◆ What to work on:
Return the data exactly, with all pictures removed.

◆ Supplied data:
━━━━━━━━

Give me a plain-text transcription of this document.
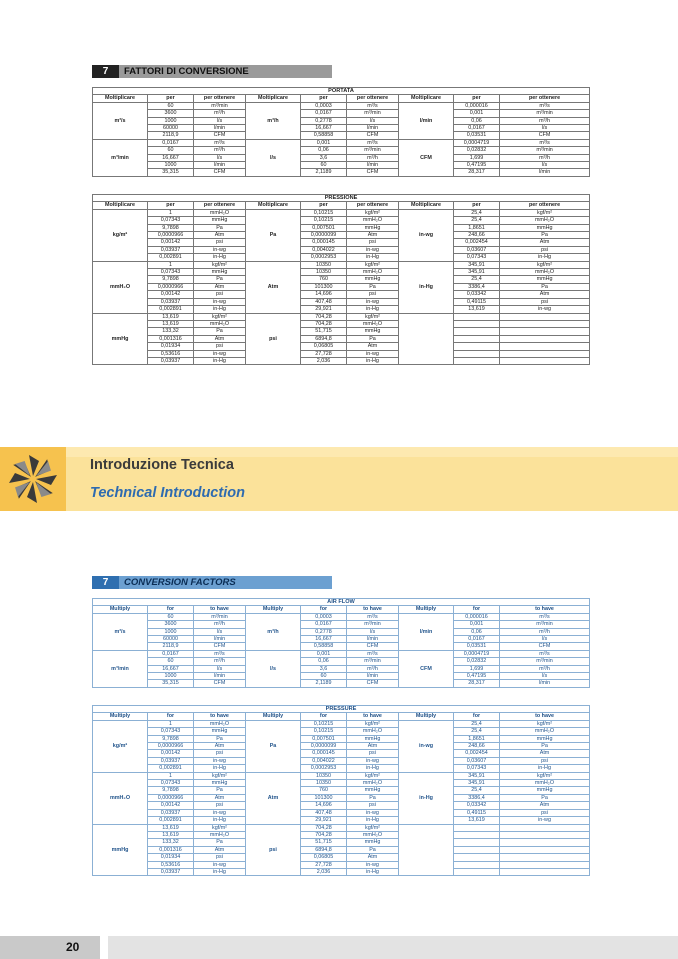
7	FATTORI DI CONVERSIONE
PORTATA								
Moltiplicare	per	per ottenere	Moltiplicare	per	per ottenere	Moltiplicare	per	per ottenere
m³/s	60	m³/min	m³/h	0,0003	m³/s	l/min	0,000016	m³/s
	3600	m³/h		0,0167	m³/min		0,001	m³/min
	1000	l/s		0,2778	l/s		0,06	m³/h
	60000	l/min		16,667	l/min		0,0167	l/s
	2118,9	CFM		0,58858	CFM		0,03531	CFM
m³/min	0,0167	m³/s	l/s	0,001	m³/s	CFM	0,0004719	m³/s
	60	m³/h		0,06	m³/min		0,02832	m³/min
	16,667	l/s		3,6	m³/h		1,699	m³/h
	1000	l/min		60	l/min		0,47195	l/s
	35,315	CFM		2,1189	CFM		28,317	l/min
PRESSIONE								
Moltiplicare	per	per ottenere	Moltiplicare	per	per ottenere	Moltiplicare	per	per ottenere
kg/m²	1	mmH₂O	Pa	0,10215	kgf/m²	in-wg	25,4	kgf/m²
	0,07343	mmHg		0,10215	mmH₂O		25,4	mmH₂O
	9,7898	Pa		0,007501	mmHg		1,8651	mmHg
	0,0000966	Atm		0,0000099	Atm		248,66	Pa
	0,00142	psi		0,000145	psi		0,002454	Atm
	0,03937	in-wg		0,004022	in-wg		0,03607	psi
	0,002891	in-Hg		0,0002953	in-Hg		0,07343	in-Hg
mmH₂O	1	kgf/m²	Atm	10350	kgf/m²	in-Hg	345,91	kgf/m²
	0,07343	mmHg		10350	mmH₂O		345,91	mmH₂O
	9,7898	Pa		760	mmHg		25,4	mmHg
	0,0000966	Atm		101300	Pa		3386,4	Pa
	0,00142	psi		14,696	psi		0,03342	Atm
	0,03937	in-wg		407,48	in-wg		0,49115	psi
	0,002891	in-Hg		29,921	in-Hg		13,619	in-wg
mmHg	13,619	kgf/m²	psi	704,28	kgf/m²			
	13,619	mmH₂O		704,28	mmH₂O			
	133,32	Pa		51,715	mmHg			
	0,001316	Atm		6894,8	Pa			
	0,01934	psi		0,06805	Atm			
	0,53616	in-wg		27,728	in-wg			
	0,03937	in-Hg		2,036	in-Hg			
Introduzione Tecnica
Technical Introduction
7	CONVERSION FACTORS
AIR FLOW								
Multiply	for	to have	Multiply	for	to have	Multiply	for	to have
m³/s	60	m³/min	m³/h	0,0003	m³/s	l/min	0,000016	m³/s
	3600	m³/h		0,0167	m³/min		0,001	m³/min
	1000	l/s		0,2778	l/s		0,06	m³/h
	60000	l/min		16,667	l/min		0,0167	l/s
	2118,9	CFM		0,58858	CFM		0,03531	CFM
m³/min	0,0167	m³/s	l/s	0,001	m³/s	CFM	0,0004719	m³/s
	60	m³/h		0,06	m³/min		0,02832	m³/min
	16,667	l/s		3,6	m³/h		1,699	m³/h
	1000	l/min		60	l/min		0,47195	l/s
	35,315	CFM		2,1189	CFM		28,317	l/min
PRESSURE								
Multiply	for	to have	Multiply	for	to have	Multiply	for	to have
kg/m²	1	mmH₂O	Pa	0,10215	kgf/m²	in-wg	25,4	kgf/m²
	0,07343	mmHg		0,10215	mmH₂O		25,4	mmH₂O
	9,7898	Pa		0,007501	mmHg		1,8651	mmHg
	0,0000966	Atm		0,0000099	Atm		248,66	Pa
	0,00142	psi		0,000145	psi		0,002454	Atm
	0,03937	in-wg		0,004022	in-wg		0,03607	psi
	0,002891	in-Hg		0,0002953	in-Hg		0,07343	in-Hg
mmH₂O	1	kgf/m²	Atm	10350	kgf/m²	in-Hg	345,91	kgf/m²
	0,07343	mmHg		10350	mmH₂O		345,91	mmH₂O
	9,7898	Pa		760	mmHg		25,4	mmHg
	0,0000966	Atm		101300	Pa		3386,4	Pa
	0,00142	psi		14,696	psi		0,03342	Atm
	0,03937	in-wg		407,48	in-wg		0,49115	psi
	0,002891	in-Hg		29,921	in-Hg		13,619	in-wg
mmHg	13,619	kgf/m²	psi	704,28	kgf/m²			
	13,619	mmH₂O		704,28	mmH₂O			
	133,32	Pa		51,715	mmHg			
	0,001316	Atm		6894,8	Pa			
	0,01934	psi		0,06805	Atm			
	0,53616	in-wg		27,728	in-wg			
	0,03937	in-Hg		2,036	in-Hg			
20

━━━━━━━━

◆ Reply to the task:
Give me a plain-text transcription of this document.
7	FATTORI DI CONVERSIONE
PORTATA								
Moltiplicare	per	per ottenere	Moltiplicare	per	per ottenere	Moltiplicare	per	per ottenere
m³/s	60	m³/min	m³/h	0,0003	m³/s	l/min	0,000016	m³/s
	3600	m³/h		0,0167	m³/min		0,001	m³/min
	1000	l/s		0,2778	l/s		0,06	m³/h
	60000	l/min		16,667	l/min		0,0167	l/s
	2118,9	CFM		0,58858	CFM		0,03531	CFM
m³/min	0,0167	m³/s	l/s	0,001	m³/s	CFM	0,0004719	m³/s
	60	m³/h		0,06	m³/min		0,02832	m³/min
	16,667	l/s		3,6	m³/h		1,699	m³/h
	1000	l/min		60	l/min		0,47195	l/s
	35,315	CFM		2,1189	CFM		28,317	l/min
PRESSIONE								
Moltiplicare	per	per ottenere	Moltiplicare	per	per ottenere	Moltiplicare	per	per ottenere
kg/m²	1	mmH₂O	Pa	0,10215	kgf/m²	in-wg	25,4	kgf/m²
	0,07343	mmHg		0,10215	mmH₂O		25,4	mmH₂O
	9,7898	Pa		0,007501	mmHg		1,8651	mmHg
	0,0000966	Atm		0,0000099	Atm		248,66	Pa
	0,00142	psi		0,000145	psi		0,002454	Atm
	0,03937	in-wg		0,004022	in-wg		0,03607	psi
	0,002891	in-Hg		0,0002953	in-Hg		0,07343	in-Hg
mmH₂O	1	kgf/m²	Atm	10350	kgf/m²	in-Hg	345,91	kgf/m²
	0,07343	mmHg		10350	mmH₂O		345,91	mmH₂O
	9,7898	Pa		760	mmHg		25,4	mmHg
	0,0000966	Atm		101300	Pa		3386,4	Pa
	0,00142	psi		14,696	psi		0,03342	Atm
	0,03937	in-wg		407,48	in-wg		0,49115	psi
	0,002891	in-Hg		29,921	in-Hg		13,619	in-wg
mmHg	13,619	kgf/m²	psi	704,28	kgf/m²			
	13,619	mmH₂O		704,28	mmH₂O			
	133,32	Pa		51,715	mmHg			
	0,001316	Atm		6894,8	Pa			
	0,01934	psi		0,06805	Atm			
	0,53616	in-wg		27,728	in-wg			
	0,03937	in-Hg		2,036	in-Hg			
Introduzione Tecnica
Technical Introduction
7	CONVERSION FACTORS
AIR FLOW								
Multiply	for	to have	Multiply	for	to have	Multiply	for	to have
m³/s	60	m³/min	m³/h	0,0003	m³/s	l/min	0,000016	m³/s
	3600	m³/h		0,0167	m³/min		0,001	m³/min
	1000	l/s		0,2778	l/s		0,06	m³/h
	60000	l/min		16,667	l/min		0,0167	l/s
	2118,9	CFM		0,58858	CFM		0,03531	CFM
m³/min	0,0167	m³/s	l/s	0,001	m³/s	CFM	0,0004719	m³/s
	60	m³/h		0,06	m³/min		0,02832	m³/min
	16,667	l/s		3,6	m³/h		1,699	m³/h
	1000	l/min		60	l/min		0,47195	l/s
	35,315	CFM		2,1189	CFM		28,317	l/min
PRESSURE								
Multiply	for	to have	Multiply	for	to have	Multiply	for	to have
kg/m²	1	mmH₂O	Pa	0,10215	kgf/m²	in-wg	25,4	kgf/m²
	0,07343	mmHg		0,10215	mmH₂O		25,4	mmH₂O
	9,7898	Pa		0,007501	mmHg		1,8651	mmHg
	0,0000966	Atm		0,0000099	Atm		248,66	Pa
	0,00142	psi		0,000145	psi		0,002454	Atm
	0,03937	in-wg		0,004022	in-wg		0,03607	psi
	0,002891	in-Hg		0,0002953	in-Hg		0,07343	in-Hg
mmH₂O	1	kgf/m²	Atm	10350	kgf/m²	in-Hg	345,91	kgf/m²
	0,07343	mmHg		10350	mmH₂O		345,91	mmH₂O
	9,7898	Pa		760	mmHg		25,4	mmHg
	0,0000966	Atm		101300	Pa		3386,4	Pa
	0,00142	psi		14,696	psi		0,03342	Atm
	0,03937	in-wg		407,48	in-wg		0,49115	psi
	0,002891	in-Hg		29,921	in-Hg		13,619	in-wg
mmHg	13,619	kgf/m²	psi	704,28	kgf/m²			
	13,619	mmH₂O		704,28	mmH₂O			
	133,32	Pa		51,715	mmHg			
	0,001316	Atm		6894,8	Pa			
	0,01934	psi		0,06805	Atm			
	0,53616	in-wg		27,728	in-wg			
	0,03937	in-Hg		2,036	in-Hg			
20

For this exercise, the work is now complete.